Despite the stakes the unions are resisting the call for a general strike, increasingly heard on the streets. The reason is simple. The number of unionised workers in France is low, less than one in 10. The leaders therefore prefer to combine strikes in well-organised strategic sectors, in combination with ‘days of action’ for everybody else.
General strike
Now that Macron has thrown down the gauntlet of his presidential authority, the struggle requires political action on an equivalent scale. For the union bureaucracy a general strike would mean the organisation of local, regional and national leaderships to coordinate it. So the leaders equivocate and throw the responsibility back to the renewable strikes, voted by workplace general assemblies of strikers. Of course most workers still view the union leaders as their trusted leadership, in part because the trade union front (the intersyndicale) remains united and the leaders’ speeches have a radical tone.
Nevertheless, limiting things to one-day strikes, even weekly ones, is a strategy for defeat.
The call on the leaders for a general strike should grow ever louder as must efforts to bring it about at workplace and local level. Coordinations of delegates from the different unions, which have existed in previous major movements, need to be created today. They will need to link up with the students in the lycées (high schools) and universities. In Paris and Toulouse are students have already occupied their buildings, an example to be followed nationally.
Coordinations must grow into real councils of action and take charge of a general strike, not just to force the repeal of the Macron’s pension decree but to kick him and his government out altogether. As Marceau Pivert said, faced with the great wave of factory occupations of 1936, ‘Tout est possible’—everything is possible. But for this the problem of strategy and leadership will have to be solved.

## Collected data
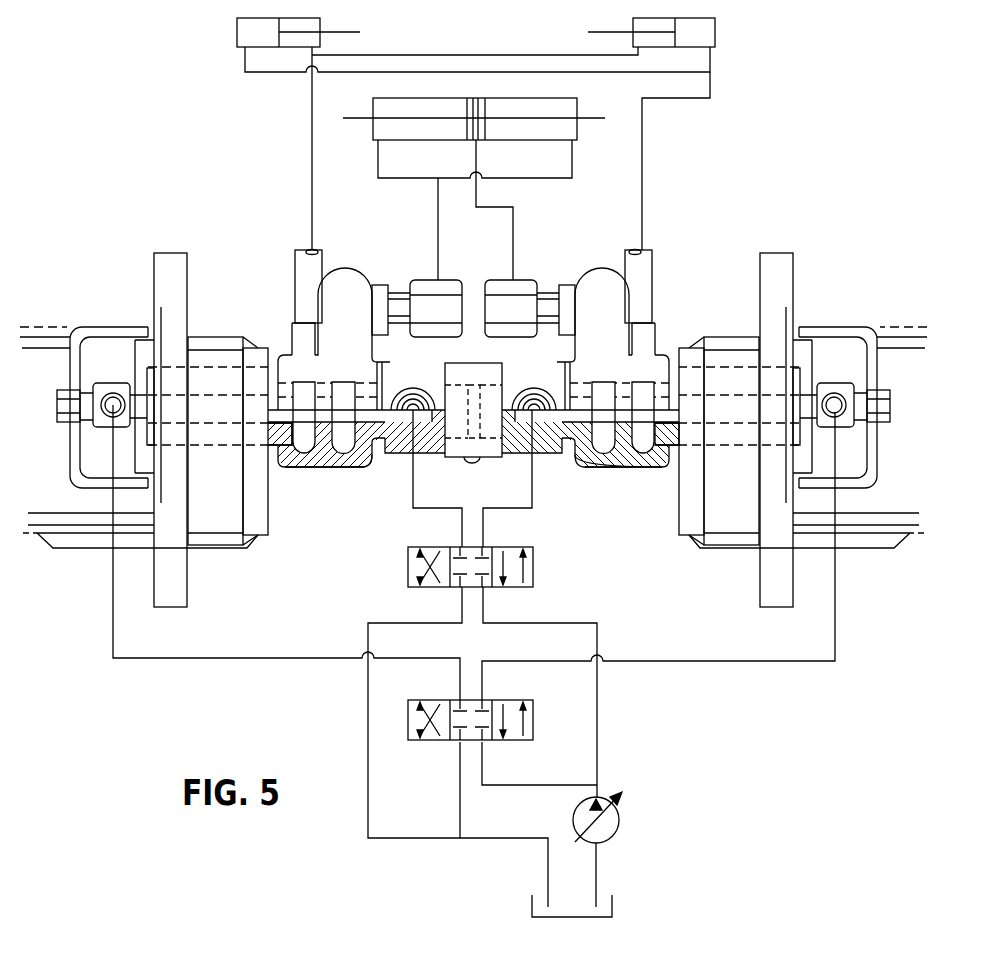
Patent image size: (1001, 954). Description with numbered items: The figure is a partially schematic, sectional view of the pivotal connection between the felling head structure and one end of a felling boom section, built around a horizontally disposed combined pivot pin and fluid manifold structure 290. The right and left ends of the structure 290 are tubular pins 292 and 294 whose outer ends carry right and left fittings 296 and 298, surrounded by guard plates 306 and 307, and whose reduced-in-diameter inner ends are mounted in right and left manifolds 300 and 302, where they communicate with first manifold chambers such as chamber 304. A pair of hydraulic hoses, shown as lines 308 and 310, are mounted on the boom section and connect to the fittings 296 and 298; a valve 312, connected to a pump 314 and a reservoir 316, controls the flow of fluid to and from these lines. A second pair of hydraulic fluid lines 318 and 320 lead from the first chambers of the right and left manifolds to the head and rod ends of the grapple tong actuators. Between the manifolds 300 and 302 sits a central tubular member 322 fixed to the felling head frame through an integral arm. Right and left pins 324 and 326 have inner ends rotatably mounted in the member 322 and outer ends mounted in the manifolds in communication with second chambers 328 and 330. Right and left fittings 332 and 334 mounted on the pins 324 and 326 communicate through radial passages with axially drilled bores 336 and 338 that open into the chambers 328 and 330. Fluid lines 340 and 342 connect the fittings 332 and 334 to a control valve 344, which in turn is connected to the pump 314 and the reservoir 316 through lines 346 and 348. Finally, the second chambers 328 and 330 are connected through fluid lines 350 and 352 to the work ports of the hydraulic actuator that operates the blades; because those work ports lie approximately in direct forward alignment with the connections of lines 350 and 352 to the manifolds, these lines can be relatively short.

## Instructions
1. From the article on the French pension strikes, list every geographic place it names.
2. Answer these questions using the article on the French pension strikes:
(a) What share of workers in France is unionised?
(b) What is the trade union front called?
(c) In what year did the great wave of factory occupations mentioned in connection with Marceau Pivert take place?
3. Reproduce the part of the article on the French pension strikes that opens with the words containing "Coordinations must grow" and closes with "to be solved.", renaming "general strike" as "mass walkout".

## Task responses
1. France, Paris, Toulouse

2.
(a) Less than one in 10.
(b) The intersyndicale.
(c) 1936.

3.
Coordinations must grow into real councils of action and take charge of a mass walkout, not just to force the repeal of the Macron’s pension decree but to kick him and his government out altogether. As Marceau Pivert said, faced with the great wave of factory occupations of 1936, ‘Tout est possible’—everything is possible. But for this the problem of strategy and leadership will have to be solved.